══ RECORDED DATA ══

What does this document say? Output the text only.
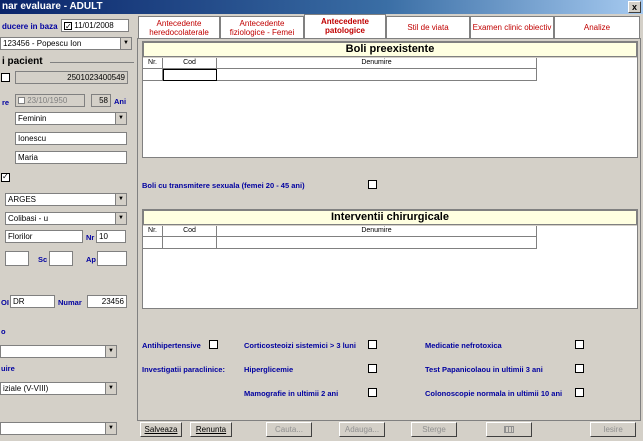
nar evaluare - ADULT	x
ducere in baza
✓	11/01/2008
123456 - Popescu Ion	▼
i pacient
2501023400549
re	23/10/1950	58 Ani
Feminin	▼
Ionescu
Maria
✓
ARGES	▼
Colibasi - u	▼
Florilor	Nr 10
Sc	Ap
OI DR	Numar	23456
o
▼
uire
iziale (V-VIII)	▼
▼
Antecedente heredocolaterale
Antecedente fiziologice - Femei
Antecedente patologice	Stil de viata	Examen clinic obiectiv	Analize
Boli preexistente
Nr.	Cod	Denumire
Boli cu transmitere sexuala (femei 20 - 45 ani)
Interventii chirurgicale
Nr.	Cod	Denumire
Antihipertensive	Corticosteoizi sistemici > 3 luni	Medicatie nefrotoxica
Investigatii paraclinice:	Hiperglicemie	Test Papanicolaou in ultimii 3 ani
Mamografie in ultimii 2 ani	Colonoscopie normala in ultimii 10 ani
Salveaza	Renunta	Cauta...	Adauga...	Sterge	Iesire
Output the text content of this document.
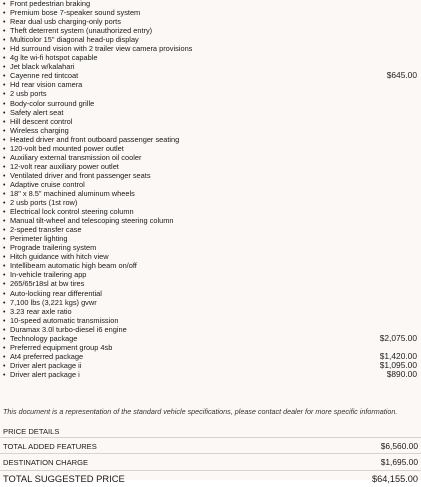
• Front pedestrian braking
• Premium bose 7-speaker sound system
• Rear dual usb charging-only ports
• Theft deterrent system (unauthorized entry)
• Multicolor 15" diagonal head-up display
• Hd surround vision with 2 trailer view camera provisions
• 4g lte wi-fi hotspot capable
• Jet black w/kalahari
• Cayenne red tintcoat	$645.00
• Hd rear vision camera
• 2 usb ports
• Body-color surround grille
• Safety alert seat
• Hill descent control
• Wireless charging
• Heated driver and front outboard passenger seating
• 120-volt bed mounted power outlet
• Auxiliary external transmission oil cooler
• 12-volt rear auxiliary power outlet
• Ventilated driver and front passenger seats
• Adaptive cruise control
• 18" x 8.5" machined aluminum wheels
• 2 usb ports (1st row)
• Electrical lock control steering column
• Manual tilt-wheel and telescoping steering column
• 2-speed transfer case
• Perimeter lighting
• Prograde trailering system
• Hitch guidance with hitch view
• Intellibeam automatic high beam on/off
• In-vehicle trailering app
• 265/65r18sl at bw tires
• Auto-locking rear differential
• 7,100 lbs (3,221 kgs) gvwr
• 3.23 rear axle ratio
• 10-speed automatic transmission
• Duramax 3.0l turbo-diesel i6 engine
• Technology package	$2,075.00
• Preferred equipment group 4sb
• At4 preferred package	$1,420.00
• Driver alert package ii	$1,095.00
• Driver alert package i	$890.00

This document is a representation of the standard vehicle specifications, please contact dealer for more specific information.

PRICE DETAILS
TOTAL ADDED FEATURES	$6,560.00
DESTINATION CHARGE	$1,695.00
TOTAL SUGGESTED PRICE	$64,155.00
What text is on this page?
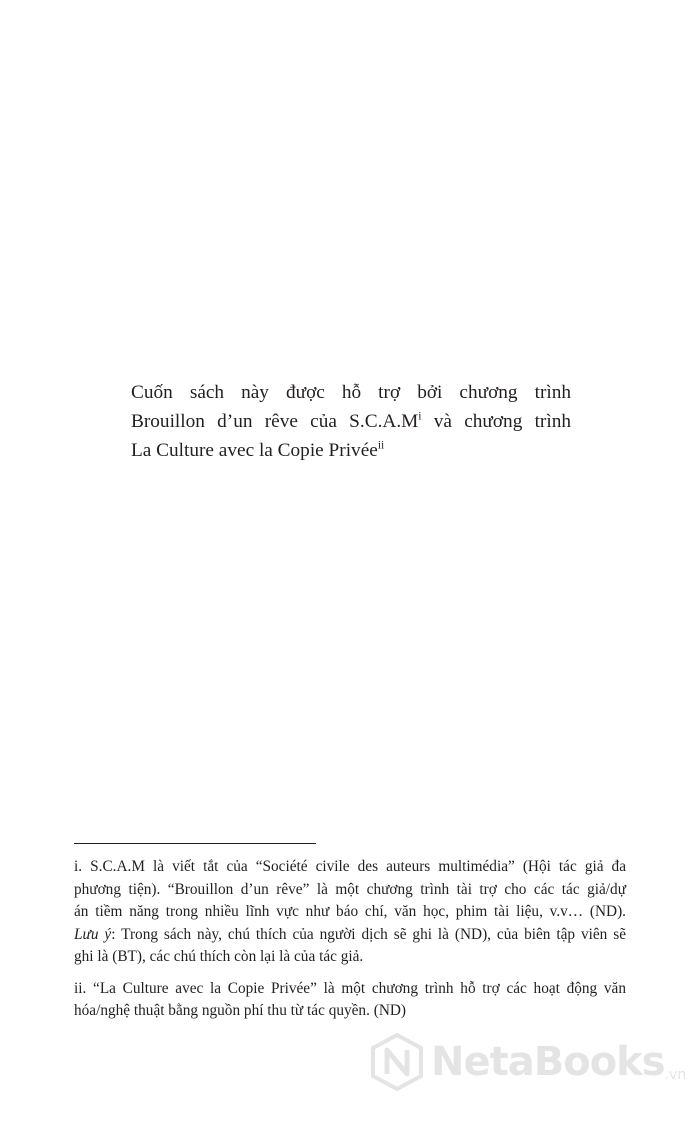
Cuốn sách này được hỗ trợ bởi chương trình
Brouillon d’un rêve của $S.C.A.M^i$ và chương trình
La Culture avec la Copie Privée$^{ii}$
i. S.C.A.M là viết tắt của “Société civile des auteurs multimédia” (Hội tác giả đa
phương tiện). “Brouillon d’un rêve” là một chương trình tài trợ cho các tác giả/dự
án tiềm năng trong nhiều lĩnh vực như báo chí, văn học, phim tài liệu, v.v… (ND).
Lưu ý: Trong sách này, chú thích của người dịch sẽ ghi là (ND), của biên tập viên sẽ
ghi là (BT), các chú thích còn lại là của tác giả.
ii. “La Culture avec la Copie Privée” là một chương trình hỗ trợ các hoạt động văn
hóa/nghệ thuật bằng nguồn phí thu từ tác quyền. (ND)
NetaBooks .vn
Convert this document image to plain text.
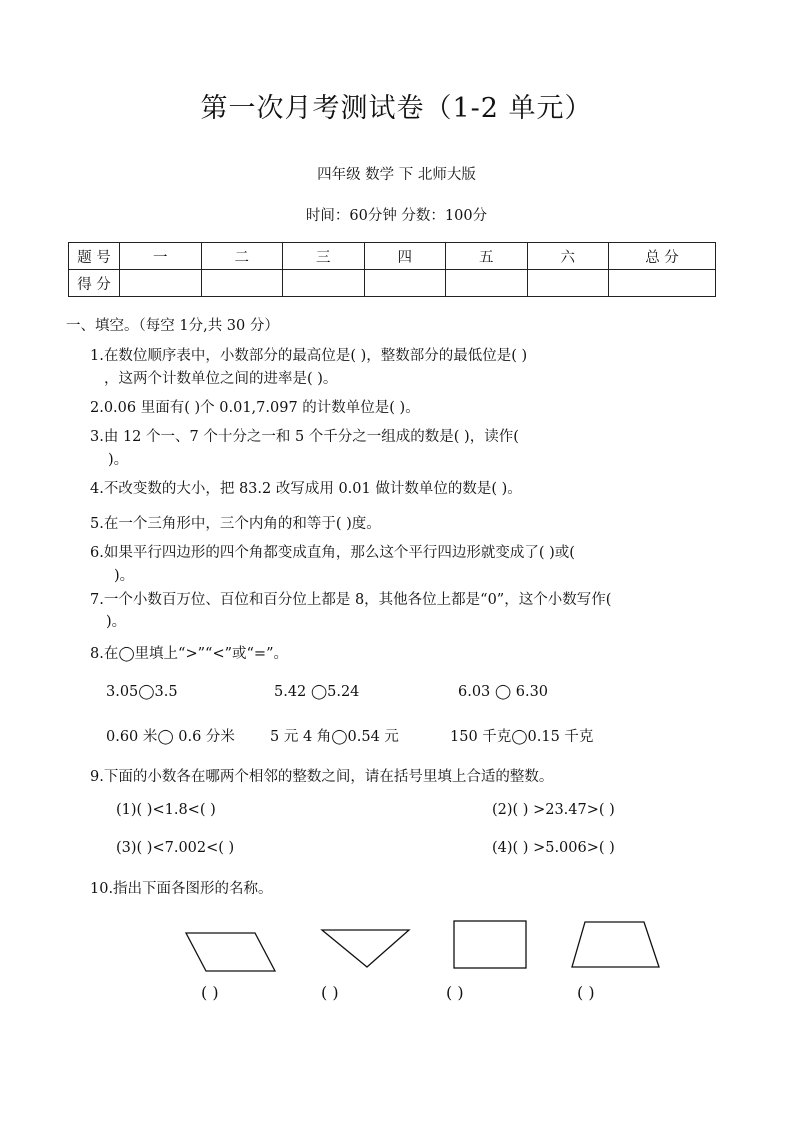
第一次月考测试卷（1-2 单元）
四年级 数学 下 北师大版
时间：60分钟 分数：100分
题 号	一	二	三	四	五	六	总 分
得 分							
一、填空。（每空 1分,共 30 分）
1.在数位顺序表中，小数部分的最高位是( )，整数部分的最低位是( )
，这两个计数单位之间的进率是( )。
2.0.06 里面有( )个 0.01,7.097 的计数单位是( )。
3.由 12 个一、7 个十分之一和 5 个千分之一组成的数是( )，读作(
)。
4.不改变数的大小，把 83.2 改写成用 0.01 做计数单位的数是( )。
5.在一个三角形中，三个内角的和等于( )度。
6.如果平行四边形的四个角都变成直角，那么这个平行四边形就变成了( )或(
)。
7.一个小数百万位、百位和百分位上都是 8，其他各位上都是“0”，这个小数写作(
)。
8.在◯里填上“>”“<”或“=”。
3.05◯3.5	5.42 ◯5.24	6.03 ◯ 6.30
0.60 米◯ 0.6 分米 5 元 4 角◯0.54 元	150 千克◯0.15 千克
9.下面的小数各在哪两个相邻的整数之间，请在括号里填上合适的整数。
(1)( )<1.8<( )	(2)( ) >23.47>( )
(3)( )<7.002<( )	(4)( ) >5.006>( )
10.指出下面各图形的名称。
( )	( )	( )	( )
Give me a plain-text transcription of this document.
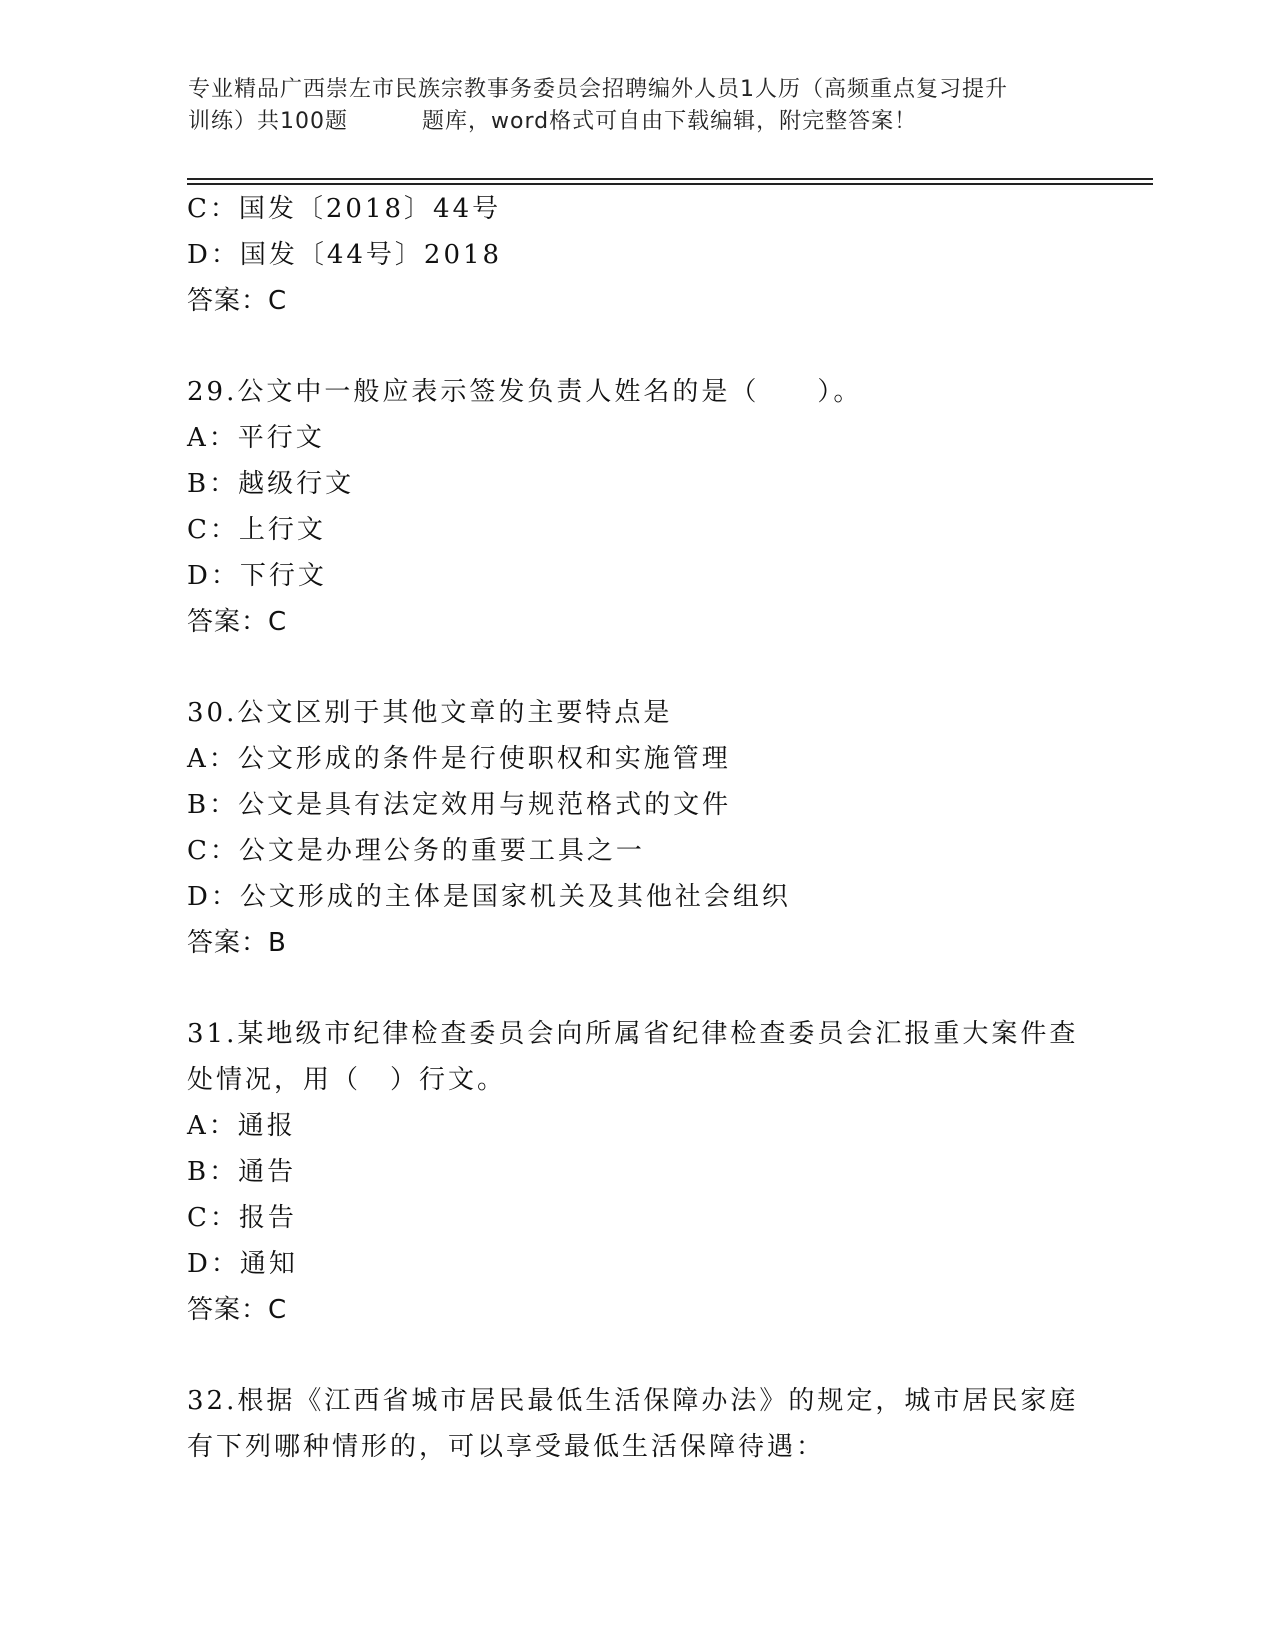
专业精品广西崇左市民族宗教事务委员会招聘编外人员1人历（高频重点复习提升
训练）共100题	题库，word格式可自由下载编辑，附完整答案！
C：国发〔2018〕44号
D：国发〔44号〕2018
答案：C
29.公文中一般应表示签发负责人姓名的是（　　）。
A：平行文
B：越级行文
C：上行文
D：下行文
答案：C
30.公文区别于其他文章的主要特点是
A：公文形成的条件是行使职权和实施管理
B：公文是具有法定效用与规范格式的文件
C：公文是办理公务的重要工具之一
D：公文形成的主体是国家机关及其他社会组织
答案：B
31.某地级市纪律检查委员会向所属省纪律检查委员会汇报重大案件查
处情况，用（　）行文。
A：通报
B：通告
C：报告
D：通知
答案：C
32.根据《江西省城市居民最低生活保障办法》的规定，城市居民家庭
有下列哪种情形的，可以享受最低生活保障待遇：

═══

• _PROBLEM TO WORK ON_
Pictures are excluded; repeat every record exactly.

• _REPLY_
What does this document say? Output the text only.
nar evaluare - ADULT	x
ducere in baza
✓	11/01/2008
123456 - Popescu Ion	▼
i pacient
2501023400549
re	23/10/1950	58 Ani
Feminin	▼
Ionescu
Maria
✓
ARGES	▼
Colibasi - u	▼
Florilor	Nr 10
Sc	Ap
OI DR	Numar	23456
o
▼
uire
iziale (V-VIII)	▼
▼
Antecedente heredocolaterale
Antecedente fiziologice - Femei
Antecedente patologice	Stil de viata	Examen clinic obiectiv	Analize
Boli preexistente
Nr.	Cod	Denumire
Boli cu transmitere sexuala (femei 20 - 45 ani)
Interventii chirurgicale
Nr.	Cod	Denumire
Antihipertensive	Corticosteoizi sistemici > 3 luni	Medicatie nefrotoxica
Investigatii paraclinice:	Hiperglicemie	Test Papanicolaou in ultimii 3 ani
Mamografie in ultimii 2 ani	Colonoscopie normala in ultimii 10 ani
Salveaza	Renunta	Cauta...	Adauga...	Sterge	Iesire
Output the text content of this document.
• Front pedestrian braking
• Premium bose 7-speaker sound system
• Rear dual usb charging-only ports
• Theft deterrent system (unauthorized entry)
• Multicolor 15" diagonal head-up display
• Hd surround vision with 2 trailer view camera provisions
• 4g lte wi-fi hotspot capable
• Jet black w/kalahari
• Cayenne red tintcoat	$645.00
• Hd rear vision camera
• 2 usb ports
• Body-color surround grille
• Safety alert seat
• Hill descent control
• Wireless charging
• Heated driver and front outboard passenger seating
• 120-volt bed mounted power outlet
• Auxiliary external transmission oil cooler
• 12-volt rear auxiliary power outlet
• Ventilated driver and front passenger seats
• Adaptive cruise control
• 18" x 8.5" machined aluminum wheels
• 2 usb ports (1st row)
• Electrical lock control steering column
• Manual tilt-wheel and telescoping steering column
• 2-speed transfer case
• Perimeter lighting
• Prograde trailering system
• Hitch guidance with hitch view
• Intellibeam automatic high beam on/off
• In-vehicle trailering app
• 265/65r18sl at bw tires
• Auto-locking rear differential
• 7,100 lbs (3,221 kgs) gvwr
• 3.23 rear axle ratio
• 10-speed automatic transmission
• Duramax 3.0l turbo-diesel i6 engine
• Technology package	$2,075.00
• Preferred equipment group 4sb
• At4 preferred package	$1,420.00
• Driver alert package ii	$1,095.00
• Driver alert package i	$890.00

This document is a representation of the standard vehicle specifications, please contact dealer for more specific information.

PRICE DETAILS
TOTAL ADDED FEATURES	$6,560.00
DESTINATION CHARGE	$1,695.00
TOTAL SUGGESTED PRICE	$64,155.00
What text is on this page?
Cuốn sách này được hỗ trợ bởi chương trình
Brouillon d’un rêve của $S.C.A.M^i$ và chương trình
La Culture avec la Copie Privée$^{ii}$
i. S.C.A.M là viết tắt của “Société civile des auteurs multimédia” (Hội tác giả đa
phương tiện). “Brouillon d’un rêve” là một chương trình tài trợ cho các tác giả/dự
án tiềm năng trong nhiều lĩnh vực như báo chí, văn học, phim tài liệu, v.v… (ND).
Lưu ý: Trong sách này, chú thích của người dịch sẽ ghi là (ND), của biên tập viên sẽ
ghi là (BT), các chú thích còn lại là của tác giả.
ii. “La Culture avec la Copie Privée” là một chương trình hỗ trợ các hoạt động văn
hóa/nghệ thuật bằng nguồn phí thu từ tác quyền. (ND)
NetaBooks .vn
Convert this document image to plain text.
第一次月考测试卷（1-2 单元）
四年级 数学 下 北师大版
时间：60分钟 分数：100分
题 号	一	二	三	四	五	六	总 分
得 分							
一、填空。（每空 1分,共 30 分）
1.在数位顺序表中，小数部分的最高位是( )，整数部分的最低位是( )
，这两个计数单位之间的进率是( )。
2.0.06 里面有( )个 0.01,7.097 的计数单位是( )。
3.由 12 个一、7 个十分之一和 5 个千分之一组成的数是( )，读作(
)。
4.不改变数的大小，把 83.2 改写成用 0.01 做计数单位的数是( )。
5.在一个三角形中，三个内角的和等于( )度。
6.如果平行四边形的四个角都变成直角，那么这个平行四边形就变成了( )或(
)。
7.一个小数百万位、百位和百分位上都是 8，其他各位上都是“0”，这个小数写作(
)。
8.在◯里填上“>”“<”或“=”。
3.05◯3.5	5.42 ◯5.24	6.03 ◯ 6.30
0.60 米◯ 0.6 分米 5 元 4 角◯0.54 元	150 千克◯0.15 千克
9.下面的小数各在哪两个相邻的整数之间，请在括号里填上合适的整数。
(1)( )<1.8<( )	(2)( ) >23.47>( )
(3)( )<7.002<( )	(4)( ) >5.006>( )
10.指出下面各图形的名称。
( )	( )	( )	( )
Give me a plain-text transcription of this document.
专业精品广西崇左市民族宗教事务委员会招聘编外人员1人历（高频重点复习提升
训练）共100题	题库，word格式可自由下载编辑，附完整答案！
C：国发〔2018〕44号
D：国发〔44号〕2018
答案：C
29.公文中一般应表示签发负责人姓名的是（　　）。
A：平行文
B：越级行文
C：上行文
D：下行文
答案：C
30.公文区别于其他文章的主要特点是
A：公文形成的条件是行使职权和实施管理
B：公文是具有法定效用与规范格式的文件
C：公文是办理公务的重要工具之一
D：公文形成的主体是国家机关及其他社会组织
答案：B
31.某地级市纪律检查委员会向所属省纪律检查委员会汇报重大案件查
处情况，用（　）行文。
A：通报
B：通告
C：报告
D：通知
答案：C
32.根据《江西省城市居民最低生活保障办法》的规定，城市居民家庭
有下列哪种情形的，可以享受最低生活保障待遇：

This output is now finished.